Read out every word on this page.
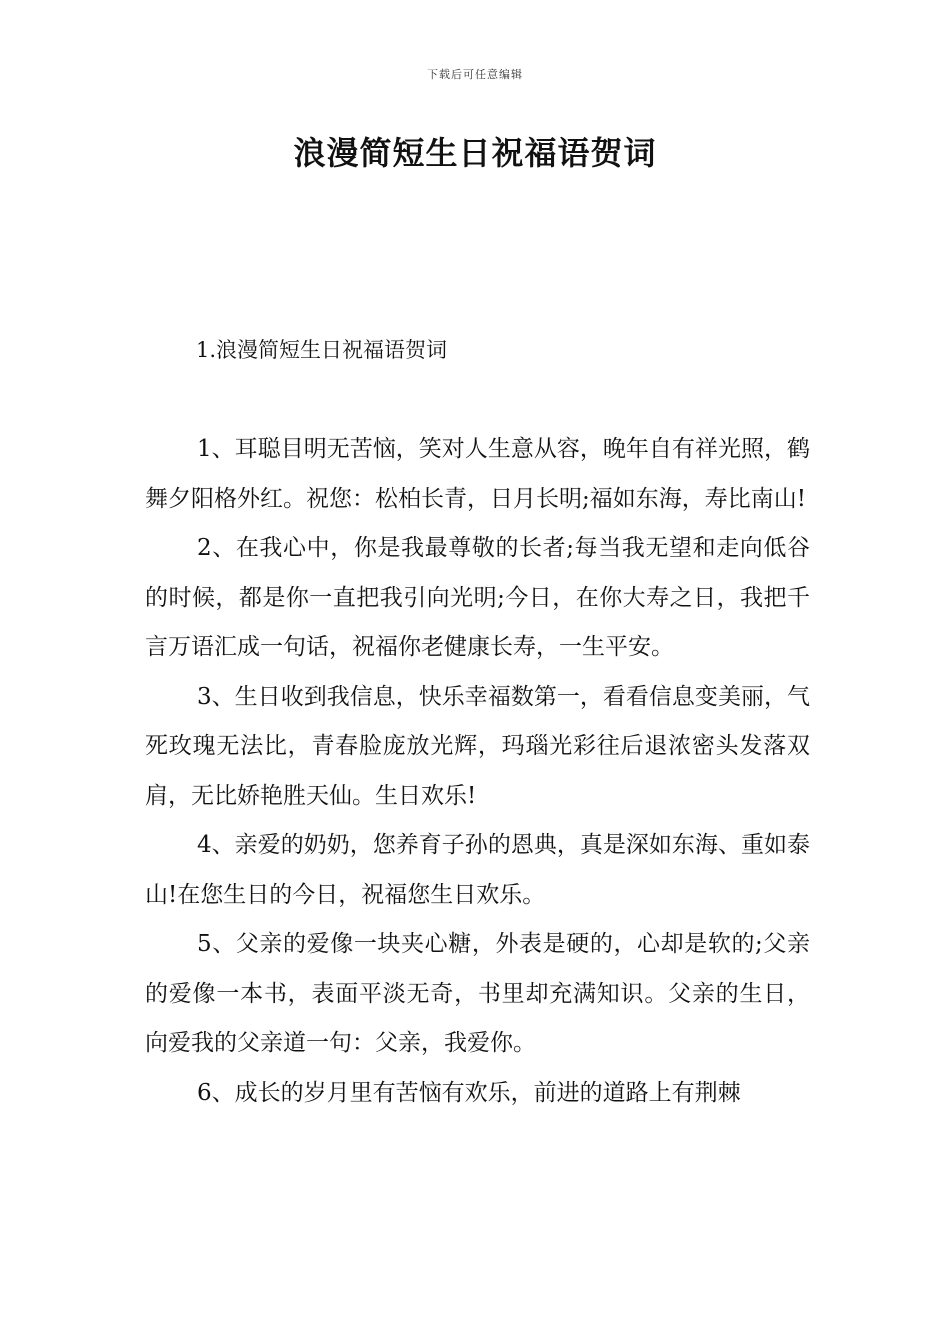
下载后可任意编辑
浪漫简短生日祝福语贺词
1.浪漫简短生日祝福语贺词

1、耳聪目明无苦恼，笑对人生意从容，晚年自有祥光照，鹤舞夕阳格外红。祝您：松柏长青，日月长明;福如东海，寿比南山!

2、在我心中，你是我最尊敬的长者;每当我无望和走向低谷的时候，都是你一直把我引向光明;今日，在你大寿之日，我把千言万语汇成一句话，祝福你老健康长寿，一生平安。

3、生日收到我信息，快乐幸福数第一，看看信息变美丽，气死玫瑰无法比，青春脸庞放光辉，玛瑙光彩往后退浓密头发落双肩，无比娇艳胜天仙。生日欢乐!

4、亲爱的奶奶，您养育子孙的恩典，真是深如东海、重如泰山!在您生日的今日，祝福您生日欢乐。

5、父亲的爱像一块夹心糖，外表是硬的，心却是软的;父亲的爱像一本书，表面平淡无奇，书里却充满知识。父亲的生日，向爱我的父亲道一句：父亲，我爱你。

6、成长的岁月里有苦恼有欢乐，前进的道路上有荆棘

■ ■ ■ ■ ■

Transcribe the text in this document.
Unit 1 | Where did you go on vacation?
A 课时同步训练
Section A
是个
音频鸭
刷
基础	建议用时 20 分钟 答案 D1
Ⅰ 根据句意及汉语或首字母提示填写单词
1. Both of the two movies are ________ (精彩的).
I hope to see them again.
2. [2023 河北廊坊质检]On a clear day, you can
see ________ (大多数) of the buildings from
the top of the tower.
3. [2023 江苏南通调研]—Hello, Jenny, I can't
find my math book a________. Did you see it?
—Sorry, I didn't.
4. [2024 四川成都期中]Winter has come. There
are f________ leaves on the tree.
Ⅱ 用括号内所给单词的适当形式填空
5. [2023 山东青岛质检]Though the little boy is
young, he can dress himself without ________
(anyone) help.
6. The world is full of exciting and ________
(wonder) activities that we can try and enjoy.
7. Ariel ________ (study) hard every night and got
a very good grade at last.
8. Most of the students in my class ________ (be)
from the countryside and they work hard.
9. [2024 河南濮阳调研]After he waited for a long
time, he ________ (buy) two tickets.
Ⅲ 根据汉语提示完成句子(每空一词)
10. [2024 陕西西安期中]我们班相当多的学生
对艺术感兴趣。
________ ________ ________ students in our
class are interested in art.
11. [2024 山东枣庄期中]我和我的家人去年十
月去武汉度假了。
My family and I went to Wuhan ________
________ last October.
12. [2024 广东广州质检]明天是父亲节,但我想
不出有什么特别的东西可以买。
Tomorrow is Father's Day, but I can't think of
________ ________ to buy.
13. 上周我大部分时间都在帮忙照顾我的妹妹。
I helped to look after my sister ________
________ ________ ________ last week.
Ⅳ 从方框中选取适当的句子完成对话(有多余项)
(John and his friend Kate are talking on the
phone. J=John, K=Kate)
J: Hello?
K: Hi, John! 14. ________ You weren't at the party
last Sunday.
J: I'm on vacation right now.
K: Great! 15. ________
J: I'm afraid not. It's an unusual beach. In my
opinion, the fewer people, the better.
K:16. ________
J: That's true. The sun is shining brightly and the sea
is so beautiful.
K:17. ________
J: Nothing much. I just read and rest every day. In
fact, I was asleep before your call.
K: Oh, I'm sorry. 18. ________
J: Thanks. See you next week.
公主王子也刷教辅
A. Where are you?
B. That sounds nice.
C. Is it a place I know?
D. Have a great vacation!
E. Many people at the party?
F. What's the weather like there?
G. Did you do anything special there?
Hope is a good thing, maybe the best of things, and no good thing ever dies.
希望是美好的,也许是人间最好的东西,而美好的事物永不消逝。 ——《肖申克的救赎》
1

■ ■ ■ ■ ■

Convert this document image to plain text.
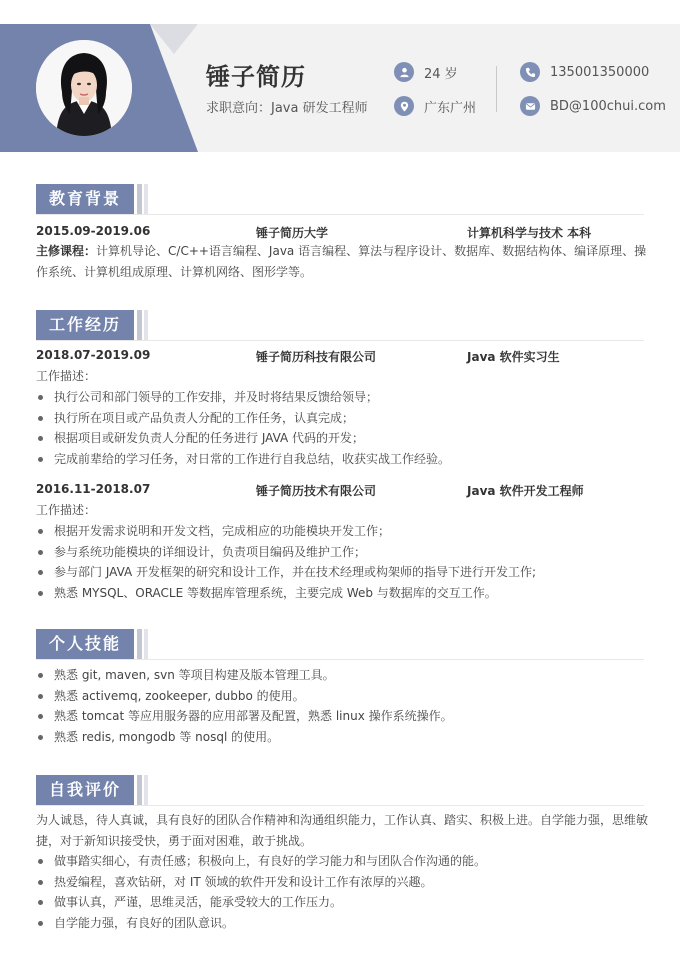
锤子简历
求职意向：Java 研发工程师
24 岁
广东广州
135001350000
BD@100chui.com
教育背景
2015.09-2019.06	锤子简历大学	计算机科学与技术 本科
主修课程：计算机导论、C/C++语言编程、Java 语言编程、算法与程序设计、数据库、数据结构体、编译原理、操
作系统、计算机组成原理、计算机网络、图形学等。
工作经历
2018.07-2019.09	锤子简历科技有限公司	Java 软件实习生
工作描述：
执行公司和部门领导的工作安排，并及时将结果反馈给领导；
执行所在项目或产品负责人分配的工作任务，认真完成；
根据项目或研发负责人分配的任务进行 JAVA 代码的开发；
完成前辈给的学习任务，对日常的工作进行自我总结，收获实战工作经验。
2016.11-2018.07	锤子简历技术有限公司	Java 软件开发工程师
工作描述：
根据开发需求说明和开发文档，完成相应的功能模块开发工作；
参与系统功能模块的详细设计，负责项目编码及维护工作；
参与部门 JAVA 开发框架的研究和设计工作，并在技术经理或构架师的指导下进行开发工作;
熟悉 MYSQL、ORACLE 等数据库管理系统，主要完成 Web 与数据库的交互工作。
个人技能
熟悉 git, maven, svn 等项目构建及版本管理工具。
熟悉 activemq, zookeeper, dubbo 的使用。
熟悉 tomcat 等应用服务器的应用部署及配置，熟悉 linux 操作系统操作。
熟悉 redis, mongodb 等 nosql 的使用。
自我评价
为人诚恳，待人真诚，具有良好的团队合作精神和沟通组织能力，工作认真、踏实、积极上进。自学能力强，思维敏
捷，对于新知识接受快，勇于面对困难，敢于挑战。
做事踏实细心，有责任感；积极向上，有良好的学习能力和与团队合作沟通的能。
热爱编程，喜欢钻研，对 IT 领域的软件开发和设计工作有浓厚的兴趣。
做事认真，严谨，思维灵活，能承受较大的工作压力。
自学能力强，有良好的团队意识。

■ ■ ■ ■ ■

▶ _Task_: Copy each line of the data above that holds "class".

▶ _The response_:
8. Most of the students in my class ________ (be)
class are interested in art.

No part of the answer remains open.